>> Begin

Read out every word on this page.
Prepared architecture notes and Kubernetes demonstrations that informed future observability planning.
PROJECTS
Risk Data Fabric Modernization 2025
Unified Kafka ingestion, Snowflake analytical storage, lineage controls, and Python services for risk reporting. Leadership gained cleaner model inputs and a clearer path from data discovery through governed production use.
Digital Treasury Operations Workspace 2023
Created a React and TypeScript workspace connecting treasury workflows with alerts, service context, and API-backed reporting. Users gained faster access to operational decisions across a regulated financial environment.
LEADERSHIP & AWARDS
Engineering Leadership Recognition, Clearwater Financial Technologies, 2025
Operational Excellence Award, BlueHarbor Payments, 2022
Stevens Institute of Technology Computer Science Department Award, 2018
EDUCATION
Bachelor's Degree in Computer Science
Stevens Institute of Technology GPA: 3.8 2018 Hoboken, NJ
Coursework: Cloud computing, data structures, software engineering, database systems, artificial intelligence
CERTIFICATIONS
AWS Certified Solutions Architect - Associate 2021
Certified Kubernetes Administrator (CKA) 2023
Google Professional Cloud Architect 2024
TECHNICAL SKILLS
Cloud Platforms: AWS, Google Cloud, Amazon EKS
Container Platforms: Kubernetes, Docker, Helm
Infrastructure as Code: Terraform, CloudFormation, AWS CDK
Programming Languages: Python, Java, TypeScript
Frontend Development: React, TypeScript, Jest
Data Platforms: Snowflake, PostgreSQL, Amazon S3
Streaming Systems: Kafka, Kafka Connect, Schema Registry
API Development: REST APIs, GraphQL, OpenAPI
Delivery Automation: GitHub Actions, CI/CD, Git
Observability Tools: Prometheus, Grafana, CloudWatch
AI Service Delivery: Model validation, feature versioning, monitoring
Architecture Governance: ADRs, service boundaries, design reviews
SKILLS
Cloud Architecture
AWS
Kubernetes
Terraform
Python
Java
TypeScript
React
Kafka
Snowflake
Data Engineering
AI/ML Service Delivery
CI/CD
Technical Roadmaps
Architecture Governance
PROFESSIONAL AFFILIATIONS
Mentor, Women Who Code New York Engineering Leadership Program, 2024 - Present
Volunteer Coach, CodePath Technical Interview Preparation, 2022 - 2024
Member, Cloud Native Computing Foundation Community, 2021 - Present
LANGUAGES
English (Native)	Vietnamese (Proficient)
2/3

>> End

== What is required ==
Every line of the records that includes the word "Governance" should be gathered.

== Solved exercise ==
Architecture Governance: ADRs, service boundaries, design reviews
Architecture Governance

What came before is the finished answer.